**WHAT IS EXPECTED:** Present each line of the entries below that holds the word "Find".

**RECORDED INFORMATION:**
__________________________________________________

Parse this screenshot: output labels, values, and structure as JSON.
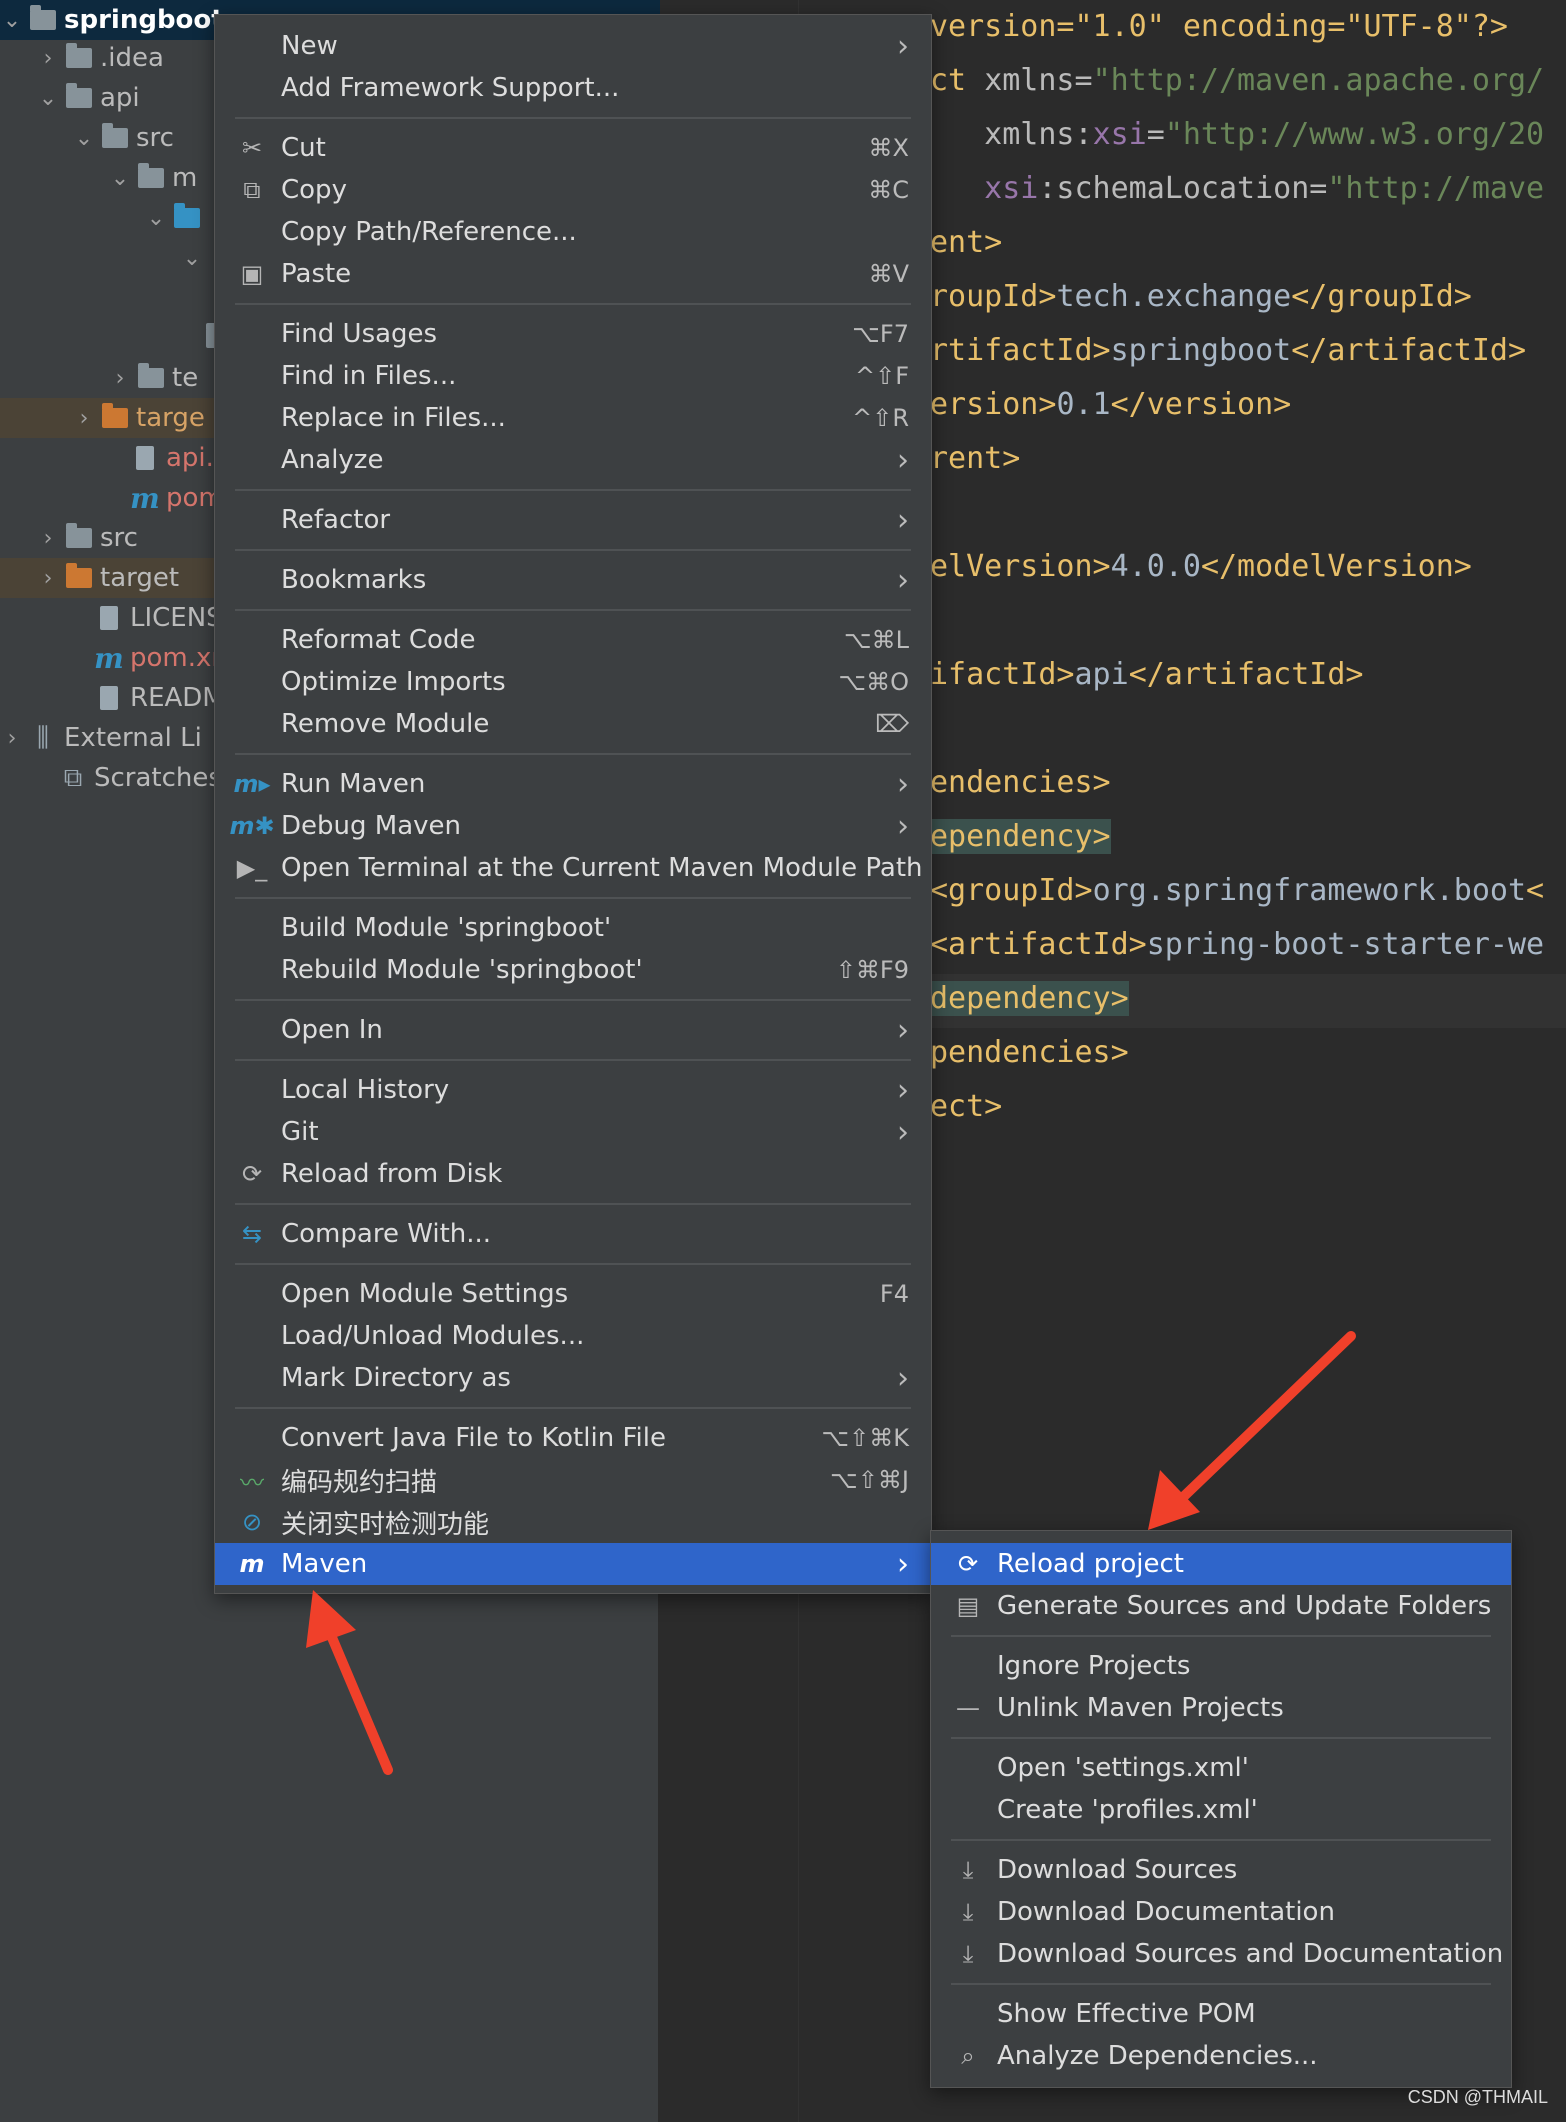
{
  "project_tree": {
    "rows": [
      {
        "label": "springboot",
        "chev": "⌄",
        "icon": "module-folder-icon"
      },
      {
        "label": ".idea",
        "chev": "›",
        "icon": "folder-icon"
      },
      {
        "label": "api",
        "chev": "⌄",
        "icon": "module-folder-icon"
      },
      {
        "label": "src",
        "chev": "⌄",
        "icon": "folder-icon"
      },
      {
        "label": "m",
        "chev": "⌄",
        "icon": "folder-icon"
      },
      {
        "label": "",
        "chev": "⌄",
        "icon": "blue-folder-icon"
      },
      {
        "label": "",
        "chev": "⌄",
        "icon": ""
      },
      {
        "label": "",
        "chev": "",
        "icon": "folder-icon"
      },
      {
        "label": "te",
        "chev": "›",
        "icon": "folder-icon"
      },
      {
        "label": "targe",
        "chev": "›",
        "icon": "orange-folder-icon"
      },
      {
        "label": "api.ir",
        "chev": "",
        "icon": "file-icon"
      },
      {
        "label": "pom.",
        "chev": "",
        "icon": "maven-icon"
      },
      {
        "label": "src",
        "chev": "›",
        "icon": "folder-icon"
      },
      {
        "label": "target",
        "chev": "›",
        "icon": "orange-folder-icon"
      },
      {
        "label": "LICENSE",
        "chev": "",
        "icon": "file-icon"
      },
      {
        "label": "pom.xm",
        "chev": "",
        "icon": "maven-icon"
      },
      {
        "label": "README",
        "chev": "",
        "icon": "file-icon"
      },
      {
        "label": "External Li",
        "chev": "›",
        "icon": "library-icon"
      },
      {
        "label": "Scratches a",
        "chev": "",
        "icon": "scratches-icon"
      }
    ]
  },
  "editor": {
    "lines": [
      {
        "parts": [
          [
            "pi",
            "version=\"1.0\" encoding=\"UTF-8\"?>"
          ]
        ]
      },
      {
        "parts": [
          [
            "tag",
            "ct "
          ],
          [
            "attr",
            "xmlns="
          ],
          [
            "val",
            "\"http://maven.apache.org/"
          ]
        ]
      },
      {
        "parts": [
          [
            "attr",
            "   xmlns:"
          ],
          [
            "ns",
            "xsi"
          ],
          [
            "attr",
            "="
          ],
          [
            "val",
            "\"http://www.w3.org/20"
          ]
        ]
      },
      {
        "parts": [
          [
            "ns",
            "   xsi"
          ],
          [
            "attr",
            ":schemaLocation="
          ],
          [
            "val",
            "\"http://mave"
          ]
        ]
      },
      {
        "parts": [
          [
            "tag",
            "ent>"
          ]
        ]
      },
      {
        "parts": [
          [
            "tag",
            "roupId>"
          ],
          [
            "text",
            "tech.exchange"
          ],
          [
            "tag",
            "</groupId>"
          ]
        ]
      },
      {
        "parts": [
          [
            "tag",
            "rtifactId>"
          ],
          [
            "text",
            "springboot"
          ],
          [
            "tag",
            "</artifactId>"
          ]
        ]
      },
      {
        "parts": [
          [
            "tag",
            "ersion>"
          ],
          [
            "text",
            "0.1"
          ],
          [
            "tag",
            "</version>"
          ]
        ]
      },
      {
        "parts": [
          [
            "tag",
            "rent>"
          ]
        ]
      },
      {
        "parts": []
      },
      {
        "parts": [
          [
            "tag",
            "elVersion>"
          ],
          [
            "text",
            "4.0.0"
          ],
          [
            "tag",
            "</modelVersion>"
          ]
        ]
      },
      {
        "parts": []
      },
      {
        "parts": [
          [
            "tag",
            "ifactId>"
          ],
          [
            "text",
            "api"
          ],
          [
            "tag",
            "</artifactId>"
          ]
        ]
      },
      {
        "parts": []
      },
      {
        "parts": [
          [
            "tag",
            "endencies>"
          ]
        ]
      },
      {
        "parts": [
          [
            "match",
            "ependency>"
          ]
        ]
      },
      {
        "parts": [
          [
            "tag",
            "<groupId>"
          ],
          [
            "text",
            "org.springframework.boot"
          ],
          [
            "tag",
            "<"
          ]
        ]
      },
      {
        "parts": [
          [
            "tag",
            "<artifactId>"
          ],
          [
            "text",
            "spring-boot-starter-we"
          ]
        ]
      },
      {
        "parts": [
          [
            "match",
            "dependency>"
          ]
        ]
      },
      {
        "parts": [
          [
            "tag",
            "pendencies>"
          ]
        ]
      },
      {
        "parts": [
          [
            "tag",
            "ect>"
          ]
        ]
      }
    ]
  },
  "context_menu": {
    "items": [
      {
        "label": "New",
        "shortcut": "",
        "submenu": true,
        "icon": ""
      },
      {
        "label": "Add Framework Support...",
        "shortcut": "",
        "submenu": false,
        "icon": ""
      },
      {
        "sep": true
      },
      {
        "label": "Cut",
        "shortcut": "⌘X",
        "submenu": false,
        "icon": "scissors-icon"
      },
      {
        "label": "Copy",
        "shortcut": "⌘C",
        "submenu": false,
        "icon": "copy-icon"
      },
      {
        "label": "Copy Path/Reference...",
        "shortcut": "",
        "submenu": false,
        "icon": ""
      },
      {
        "label": "Paste",
        "shortcut": "⌘V",
        "submenu": false,
        "icon": "paste-icon"
      },
      {
        "sep": true
      },
      {
        "label": "Find Usages",
        "shortcut": "⌥F7",
        "submenu": false,
        "icon": ""
      },
      {
        "label": "Find in Files...",
        "shortcut": "^⇧F",
        "submenu": false,
        "icon": ""
      },
      {
        "label": "Replace in Files...",
        "shortcut": "^⇧R",
        "submenu": false,
        "icon": ""
      },
      {
        "label": "Analyze",
        "shortcut": "",
        "submenu": true,
        "icon": ""
      },
      {
        "sep": true
      },
      {
        "label": "Refactor",
        "shortcut": "",
        "submenu": true,
        "icon": ""
      },
      {
        "sep": true
      },
      {
        "label": "Bookmarks",
        "shortcut": "",
        "submenu": true,
        "icon": ""
      },
      {
        "sep": true
      },
      {
        "label": "Reformat Code",
        "shortcut": "⌥⌘L",
        "submenu": false,
        "icon": ""
      },
      {
        "label": "Optimize Imports",
        "shortcut": "⌥⌘O",
        "submenu": false,
        "icon": ""
      },
      {
        "label": "Remove Module",
        "shortcut": "⌦",
        "submenu": false,
        "icon": ""
      },
      {
        "sep": true
      },
      {
        "label": "Run Maven",
        "shortcut": "",
        "submenu": true,
        "icon": "maven-run-icon"
      },
      {
        "label": "Debug Maven",
        "shortcut": "",
        "submenu": true,
        "icon": "maven-debug-icon"
      },
      {
        "label": "Open Terminal at the Current Maven Module Path",
        "shortcut": "",
        "submenu": false,
        "icon": "terminal-icon"
      },
      {
        "sep": true
      },
      {
        "label": "Build Module 'springboot'",
        "shortcut": "",
        "submenu": false,
        "icon": ""
      },
      {
        "label": "Rebuild Module 'springboot'",
        "shortcut": "⇧⌘F9",
        "submenu": false,
        "icon": ""
      },
      {
        "sep": true
      },
      {
        "label": "Open In",
        "shortcut": "",
        "submenu": true,
        "icon": ""
      },
      {
        "sep": true
      },
      {
        "label": "Local History",
        "shortcut": "",
        "submenu": true,
        "icon": ""
      },
      {
        "label": "Git",
        "shortcut": "",
        "submenu": true,
        "icon": ""
      },
      {
        "label": "Reload from Disk",
        "shortcut": "",
        "submenu": false,
        "icon": "reload-icon"
      },
      {
        "sep": true
      },
      {
        "label": "Compare With...",
        "shortcut": "",
        "submenu": false,
        "icon": "compare-icon"
      },
      {
        "sep": true
      },
      {
        "label": "Open Module Settings",
        "shortcut": "F4",
        "submenu": false,
        "icon": ""
      },
      {
        "label": "Load/Unload Modules...",
        "shortcut": "",
        "submenu": false,
        "icon": ""
      },
      {
        "label": "Mark Directory as",
        "shortcut": "",
        "submenu": true,
        "icon": ""
      },
      {
        "sep": true
      },
      {
        "label": "Convert Java File to Kotlin File",
        "shortcut": "⌥⇧⌘K",
        "submenu": false,
        "icon": ""
      },
      {
        "label": "编码规约扫描",
        "shortcut": "⌥⇧⌘J",
        "submenu": false,
        "icon": "scan-icon"
      },
      {
        "label": "关闭实时检测功能",
        "shortcut": "",
        "submenu": false,
        "icon": "disable-icon"
      },
      {
        "label": "Maven",
        "shortcut": "",
        "submenu": true,
        "icon": "maven-icon",
        "active": true
      }
    ]
  },
  "maven_submenu": {
    "items": [
      {
        "label": "Reload project",
        "icon": "reload-icon",
        "active": true
      },
      {
        "label": "Generate Sources and Update Folders",
        "icon": "generate-sources-icon"
      },
      {
        "sep": true
      },
      {
        "label": "Ignore Projects",
        "icon": ""
      },
      {
        "label": "Unlink Maven Projects",
        "icon": "minus-icon"
      },
      {
        "sep": true
      },
      {
        "label": "Open 'settings.xml'",
        "icon": ""
      },
      {
        "label": "Create 'profiles.xml'",
        "icon": ""
      },
      {
        "sep": true
      },
      {
        "label": "Download Sources",
        "icon": "download-icon"
      },
      {
        "label": "Download Documentation",
        "icon": "download-icon"
      },
      {
        "label": "Download Sources and Documentation",
        "icon": "download-icon"
      },
      {
        "sep": true
      },
      {
        "label": "Show Effective POM",
        "icon": ""
      },
      {
        "label": "Analyze Dependencies...",
        "icon": "search-icon"
      }
    ]
  },
  "colors": {
    "menu_bg": "#3c3f41",
    "highlight": "#2f65ca",
    "arrow": "#f0402a"
  },
  "watermark": "CSDN @THMAIL"
}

__________________________________________________

**OUTPUT:**
        "label": "Find Usages",
        "label": "Find in Files...",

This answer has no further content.